*WHAT YOU ARE ASKED TO DO*:
Could you repeat the records below exactly, leaving out any pictures?

--- begin DATA LISTING ---

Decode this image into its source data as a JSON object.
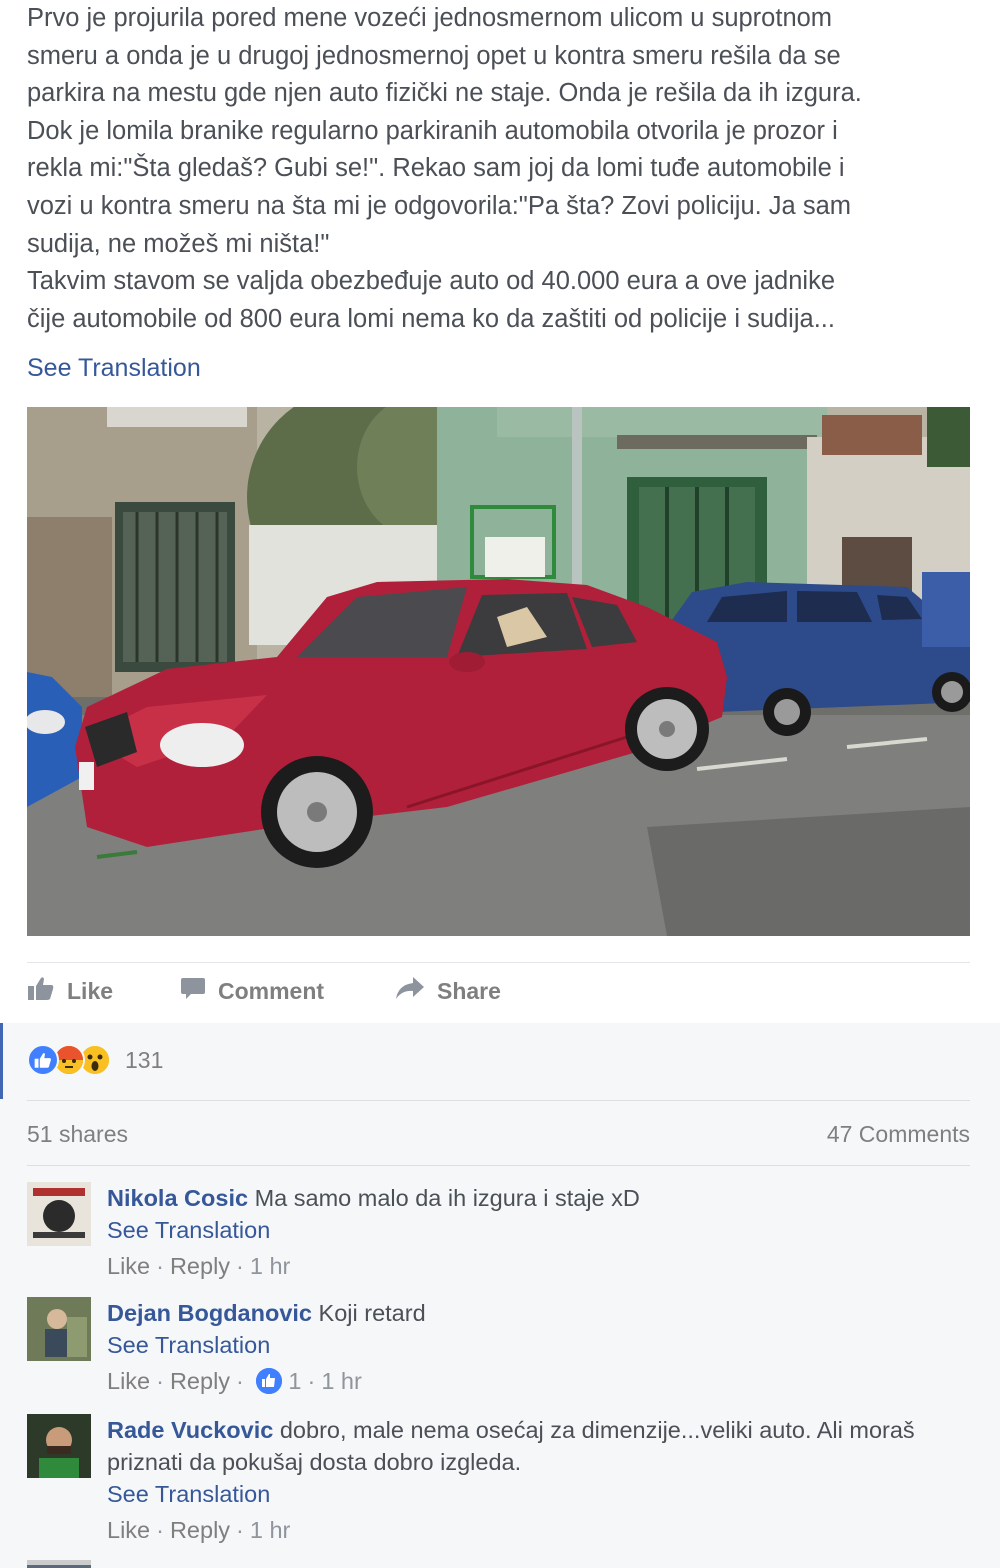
{
  "post": {
    "lines": [
      "Prvo je projurila pored mene vozeći jednosmernom ulicom u suprotnom",
      "smeru a onda je u drugoj jednosmernoj opet u kontra smeru rešila da se",
      "parkira na mestu gde njen auto fizički ne staje. Onda je rešila da ih izgura.",
      "Dok je lomila branike regularno parkiranih automobila otvorila je prozor i",
      "rekla mi:\"Šta gledaš? Gubi se!\". Rekao sam joj da lomi tuđe automobile i",
      "vozi u kontra smeru na šta mi je odgovorila:\"Pa šta? Zovi policiju. Ja sam",
      "sudija, ne možeš mi ništa!\"",
      "Takvim stavom se valjda obezbeđuje auto od 40.000 eura a ove jadnike",
      "čije automobile od 800 eura lomi nema ko da zaštiti od policije i sudija..."
    ],
    "see_translation": "See Translation"
  },
  "actions": {
    "like": "Like",
    "comment": "Comment",
    "share": "Share"
  },
  "reactions": {
    "icons": [
      "like-reaction-icon",
      "angry-reaction-icon",
      "wow-reaction-icon"
    ],
    "count": "131"
  },
  "stats": {
    "shares": "51 shares",
    "comments": "47 Comments"
  },
  "comments": [
    {
      "author": "Nikola Cosic",
      "text": "Ma samo malo da ih izgura i staje xD",
      "see_translation": "See Translation",
      "like": "Like",
      "reply": "Reply",
      "time": "1 hr",
      "likes": ""
    },
    {
      "author": "Dejan Bogdanovic",
      "text": "Koji retard",
      "see_translation": "See Translation",
      "like": "Like",
      "reply": "Reply",
      "time": "1 hr",
      "likes": "1"
    },
    {
      "author": "Rade Vuckovic",
      "text": "dobro, male nema osećaj za dimenzije...veliki auto. Ali moraš priznati da pokušaj dosta dobro izgleda.",
      "see_translation": "See Translation",
      "like": "Like",
      "reply": "Reply",
      "time": "1 hr",
      "likes": ""
    }
  ],
  "colors": {
    "link": "#365899",
    "text": "#4b4f56",
    "muted": "#90949c",
    "accent": "#4267b2",
    "car_red": "#b0203a",
    "car_blue": "#2d4a8a"
  }
}
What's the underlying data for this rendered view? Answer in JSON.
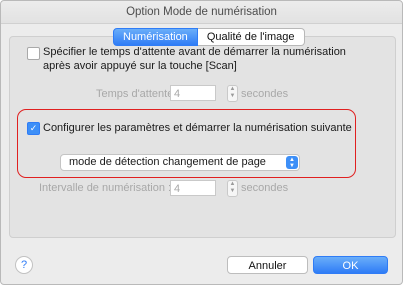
{
  "window": {
    "title": "Option Mode de numérisation"
  },
  "tabs": [
    {
      "label": "Numérisation",
      "active": true
    },
    {
      "label": "Qualité de l'image",
      "active": false
    }
  ],
  "wait_option": {
    "checkbox_checked": false,
    "label_line1": "Spécifier le temps d'attente avant de démarrer la numérisation",
    "label_line2": "après avoir appuyé sur la touche [Scan]",
    "wait_time_label": "Temps d'attente :",
    "wait_time_value": "4",
    "wait_time_unit": "secondes"
  },
  "next_scan_option": {
    "checkbox_checked": true,
    "label": "Configurer les paramètres et démarrer la numérisation suivante",
    "mode_selected": "mode de détection changement de page",
    "interval_label": "Intervalle de numérisation :",
    "interval_value": "4",
    "interval_unit": "secondes"
  },
  "footer": {
    "help_label": "?",
    "cancel_label": "Annuler",
    "ok_label": "OK"
  },
  "colors": {
    "accent": "#2f7cf6",
    "highlight": "#e02020"
  }
}
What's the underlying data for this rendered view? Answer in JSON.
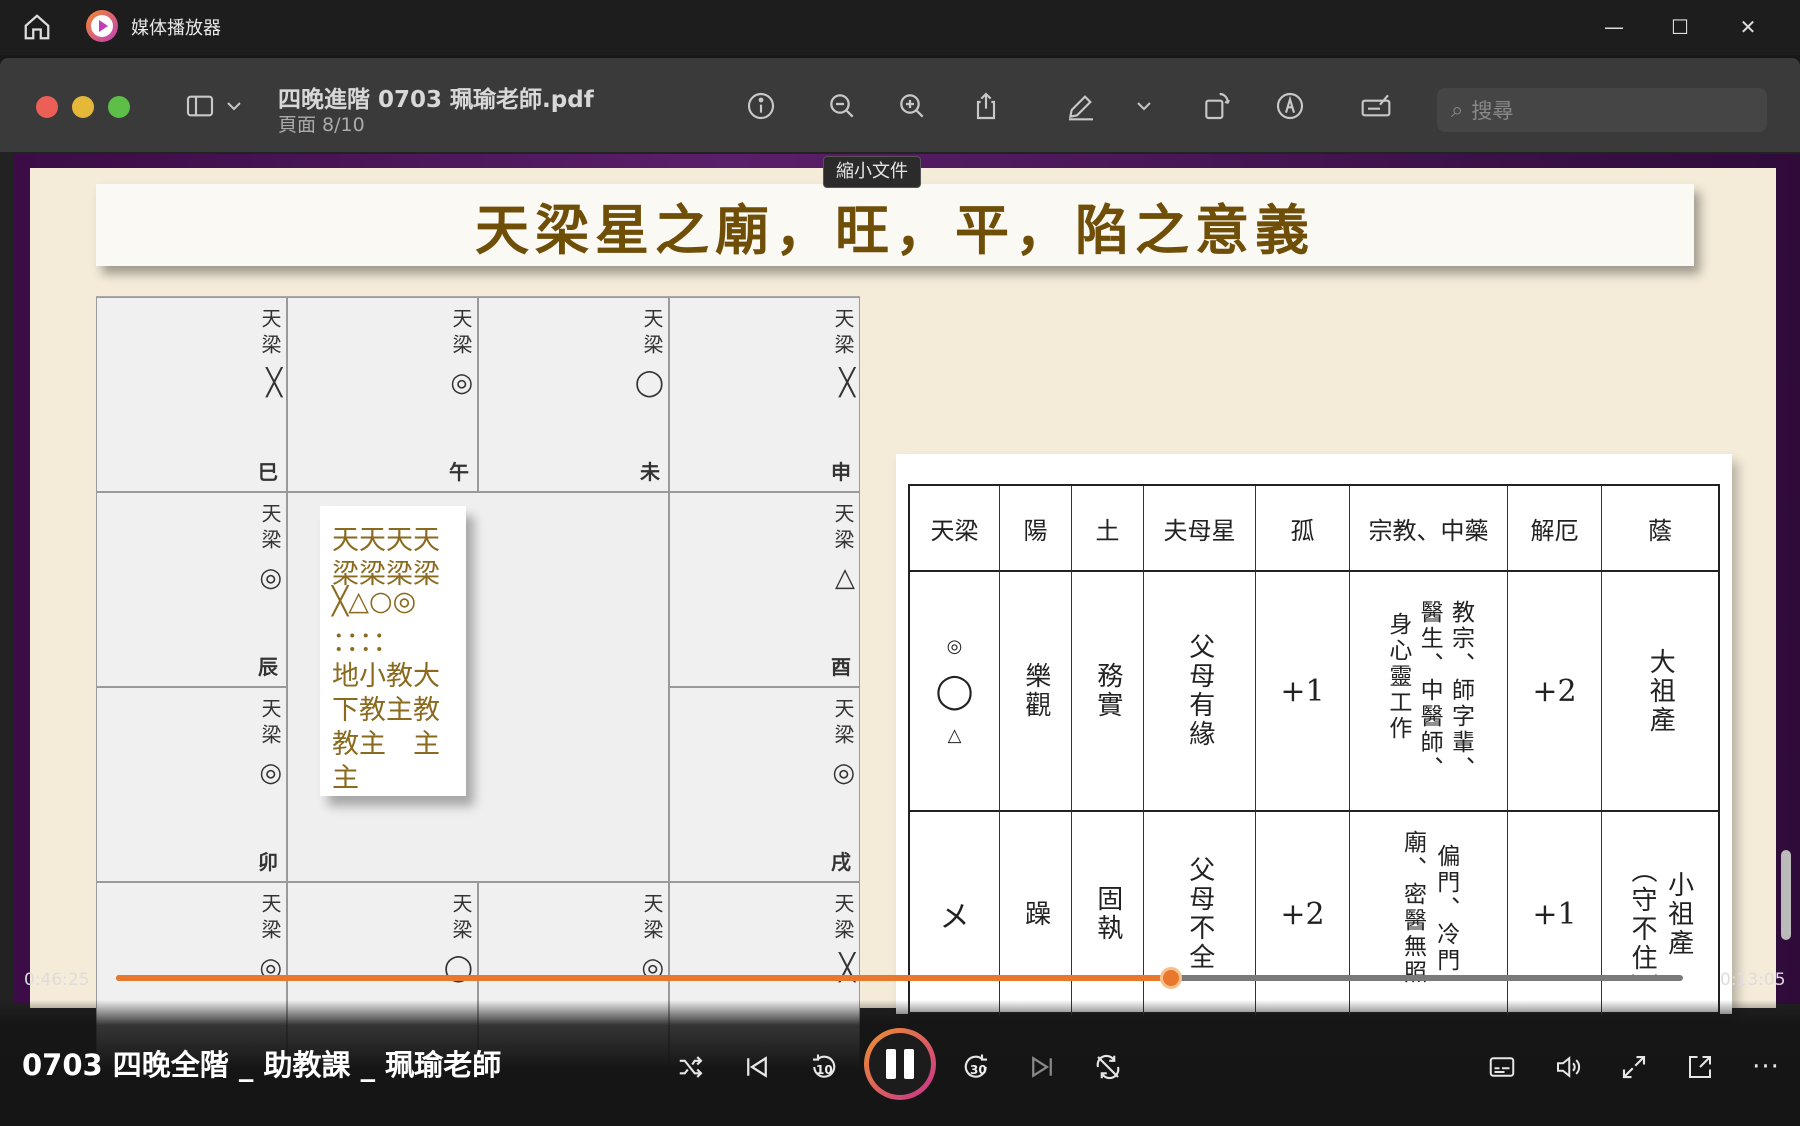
{
  "window": {
    "app_title": "媒体播放器",
    "controls": {
      "minimize": "—",
      "maximize": "☐",
      "close": "✕"
    }
  },
  "preview": {
    "doc_title": "四晚進階 0703 珮瑜老師.pdf",
    "page_info": "頁面 8/10",
    "search_placeholder": "搜尋",
    "tooltip": "縮小文件"
  },
  "slide": {
    "banner": "天梁星之廟，旺，平，陷之意義",
    "grid_cells": [
      {
        "star": "天梁",
        "mark": "╳",
        "branch": "巳"
      },
      {
        "star": "天梁",
        "mark": "◎",
        "branch": "午"
      },
      {
        "star": "天梁",
        "mark": "◯",
        "branch": "未"
      },
      {
        "star": "天梁",
        "mark": "╳",
        "branch": "申"
      },
      {
        "star": "天梁",
        "mark": "◎",
        "branch": "辰"
      },
      {
        "star": "天梁",
        "mark": "△",
        "branch": "酉"
      },
      {
        "star": "天梁",
        "mark": "◎",
        "branch": "卯"
      },
      {
        "star": "天梁",
        "mark": "◎",
        "branch": "戌"
      },
      {
        "star": "天梁",
        "mark": "◎",
        "branch": ""
      },
      {
        "star": "天梁",
        "mark": "◯",
        "branch": ""
      },
      {
        "star": "天梁",
        "mark": "◎",
        "branch": ""
      },
      {
        "star": "天梁",
        "mark": "╳",
        "branch": ""
      }
    ],
    "note_lines": [
      "天天天天",
      "梁梁梁梁",
      "╳△○◎",
      "：：：：",
      "地小教大",
      "下教主教",
      "教主　主",
      "主"
    ],
    "table": {
      "headers": [
        "天梁",
        "陽",
        "土",
        "夫母星",
        "孤",
        "宗教、中藥",
        "解厄",
        "蔭"
      ],
      "row1": {
        "marks": [
          "◎",
          "◯",
          "△"
        ],
        "c1": "樂觀",
        "c2": "務實",
        "c3": "父母有緣",
        "c4": "+1",
        "c5a": "教宗、師字輩、",
        "c5b": "醫生、中醫師、",
        "c5c": "身心靈工作",
        "c6": "+2",
        "c7": "大祖產"
      },
      "row2": {
        "mark": "メ",
        "c1": "躁",
        "c2": "固執",
        "c3": "父母不全",
        "c4": "+2",
        "c5a": "偏門、冷門",
        "c5b": "廟、密醫無照",
        "c6": "+1",
        "c7a": "小祖產",
        "c7b": "（守不住）"
      }
    }
  },
  "player": {
    "elapsed": "0:46:25",
    "remaining": "0:13:05",
    "progress_fraction": 0.673,
    "media_title": "0703 四晚全階 _ 助教課 _ 珮瑜老師",
    "skip_back_label": "10",
    "skip_forward_label": "30"
  },
  "icons": {
    "home": "home-icon",
    "app": "media-player-icon",
    "sidebar": "sidebar-icon",
    "info": "info-icon",
    "zoom_out": "zoom-out-icon",
    "zoom_in": "zoom-in-icon",
    "share": "share-icon",
    "markup": "pen-icon",
    "rotate": "rotate-icon",
    "annotate": "annotate-icon",
    "sign": "signature-icon",
    "search": "search-icon"
  },
  "colors": {
    "accent": "#e8782d",
    "accent2": "#c7318e",
    "banner_text": "#6f4e08"
  }
}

--- end DATA LISTING ---

*ANSWER TO THIS PROBLEM*:
Decode this image into its source data as a JSON object.
{
  "post": {
    "lines": [
      "Prvo je projurila pored mene vozeći jednosmernom ulicom u suprotnom",
      "smeru a onda je u drugoj jednosmernoj opet u kontra smeru rešila da se",
      "parkira na mestu gde njen auto fizički ne staje. Onda je rešila da ih izgura.",
      "Dok je lomila branike regularno parkiranih automobila otvorila je prozor i",
      "rekla mi:\"Šta gledaš? Gubi se!\". Rekao sam joj da lomi tuđe automobile i",
      "vozi u kontra smeru na šta mi je odgovorila:\"Pa šta? Zovi policiju. Ja sam",
      "sudija, ne možeš mi ništa!\"",
      "Takvim stavom se valjda obezbeđuje auto od 40.000 eura a ove jadnike",
      "čije automobile od 800 eura lomi nema ko da zaštiti od policije i sudija..."
    ],
    "see_translation": "See Translation"
  },
  "actions": {
    "like": "Like",
    "comment": "Comment",
    "share": "Share"
  },
  "reactions": {
    "icons": [
      "like-reaction-icon",
      "angry-reaction-icon",
      "wow-reaction-icon"
    ],
    "count": "131"
  },
  "stats": {
    "shares": "51 shares",
    "comments": "47 Comments"
  },
  "comments": [
    {
      "author": "Nikola Cosic",
      "text": "Ma samo malo da ih izgura i staje xD",
      "see_translation": "See Translation",
      "like": "Like",
      "reply": "Reply",
      "time": "1 hr",
      "likes": ""
    },
    {
      "author": "Dejan Bogdanovic",
      "text": "Koji retard",
      "see_translation": "See Translation",
      "like": "Like",
      "reply": "Reply",
      "time": "1 hr",
      "likes": "1"
    },
    {
      "author": "Rade Vuckovic",
      "text": "dobro, male nema osećaj za dimenzije...veliki auto. Ali moraš priznati da pokušaj dosta dobro izgleda.",
      "see_translation": "See Translation",
      "like": "Like",
      "reply": "Reply",
      "time": "1 hr",
      "likes": ""
    }
  ],
  "colors": {
    "link": "#365899",
    "text": "#4b4f56",
    "muted": "#90949c",
    "accent": "#4267b2",
    "car_red": "#b0203a",
    "car_blue": "#2d4a8a"
  }
}
What's the underlying data for this rendered view? Answer in JSON.
{
  "window": {
    "title": "Option Mode de numérisation"
  },
  "tabs": [
    {
      "label": "Numérisation",
      "active": true
    },
    {
      "label": "Qualité de l'image",
      "active": false
    }
  ],
  "wait_option": {
    "checkbox_checked": false,
    "label_line1": "Spécifier le temps d'attente avant de démarrer la numérisation",
    "label_line2": "après avoir appuyé sur la touche [Scan]",
    "wait_time_label": "Temps d'attente :",
    "wait_time_value": "4",
    "wait_time_unit": "secondes"
  },
  "next_scan_option": {
    "checkbox_checked": true,
    "label": "Configurer les paramètres et démarrer la numérisation suivante",
    "mode_selected": "mode de détection changement de page",
    "interval_label": "Intervalle de numérisation :",
    "interval_value": "4",
    "interval_unit": "secondes"
  },
  "footer": {
    "help_label": "?",
    "cancel_label": "Annuler",
    "ok_label": "OK"
  },
  "colors": {
    "accent": "#2f7cf6",
    "highlight": "#e02020"
  }
}
What's the underlying data for this rendered view? Answer in JSON.
{
  "window": {
    "app_title": "媒体播放器",
    "controls": {
      "minimize": "—",
      "maximize": "☐",
      "close": "✕"
    }
  },
  "preview": {
    "doc_title": "四晚進階 0703 珮瑜老師.pdf",
    "page_info": "頁面 8/10",
    "search_placeholder": "搜尋",
    "tooltip": "縮小文件"
  },
  "slide": {
    "banner": "天梁星之廟，旺，平，陷之意義",
    "grid_cells": [
      {
        "star": "天梁",
        "mark": "╳",
        "branch": "巳"
      },
      {
        "star": "天梁",
        "mark": "◎",
        "branch": "午"
      },
      {
        "star": "天梁",
        "mark": "◯",
        "branch": "未"
      },
      {
        "star": "天梁",
        "mark": "╳",
        "branch": "申"
      },
      {
        "star": "天梁",
        "mark": "◎",
        "branch": "辰"
      },
      {
        "star": "天梁",
        "mark": "△",
        "branch": "酉"
      },
      {
        "star": "天梁",
        "mark": "◎",
        "branch": "卯"
      },
      {
        "star": "天梁",
        "mark": "◎",
        "branch": "戌"
      },
      {
        "star": "天梁",
        "mark": "◎",
        "branch": ""
      },
      {
        "star": "天梁",
        "mark": "◯",
        "branch": ""
      },
      {
        "star": "天梁",
        "mark": "◎",
        "branch": ""
      },
      {
        "star": "天梁",
        "mark": "╳",
        "branch": ""
      }
    ],
    "note_lines": [
      "天天天天",
      "梁梁梁梁",
      "╳△○◎",
      "：：：：",
      "地小教大",
      "下教主教",
      "教主　主",
      "主"
    ],
    "table": {
      "headers": [
        "天梁",
        "陽",
        "土",
        "夫母星",
        "孤",
        "宗教、中藥",
        "解厄",
        "蔭"
      ],
      "row1": {
        "marks": [
          "◎",
          "◯",
          "△"
        ],
        "c1": "樂觀",
        "c2": "務實",
        "c3": "父母有緣",
        "c4": "+1",
        "c5a": "教宗、師字輩、",
        "c5b": "醫生、中醫師、",
        "c5c": "身心靈工作",
        "c6": "+2",
        "c7": "大祖產"
      },
      "row2": {
        "mark": "メ",
        "c1": "躁",
        "c2": "固執",
        "c3": "父母不全",
        "c4": "+2",
        "c5a": "偏門、冷門",
        "c5b": "廟、密醫無照",
        "c6": "+1",
        "c7a": "小祖產",
        "c7b": "（守不住）"
      }
    }
  },
  "player": {
    "elapsed": "0:46:25",
    "remaining": "0:13:05",
    "progress_fraction": 0.673,
    "media_title": "0703 四晚全階 _ 助教課 _ 珮瑜老師",
    "skip_back_label": "10",
    "skip_forward_label": "30"
  },
  "icons": {
    "home": "home-icon",
    "app": "media-player-icon",
    "sidebar": "sidebar-icon",
    "info": "info-icon",
    "zoom_out": "zoom-out-icon",
    "zoom_in": "zoom-in-icon",
    "share": "share-icon",
    "markup": "pen-icon",
    "rotate": "rotate-icon",
    "annotate": "annotate-icon",
    "sign": "signature-icon",
    "search": "search-icon"
  },
  "colors": {
    "accent": "#e8782d",
    "accent2": "#c7318e",
    "banner_text": "#6f4e08"
  }
}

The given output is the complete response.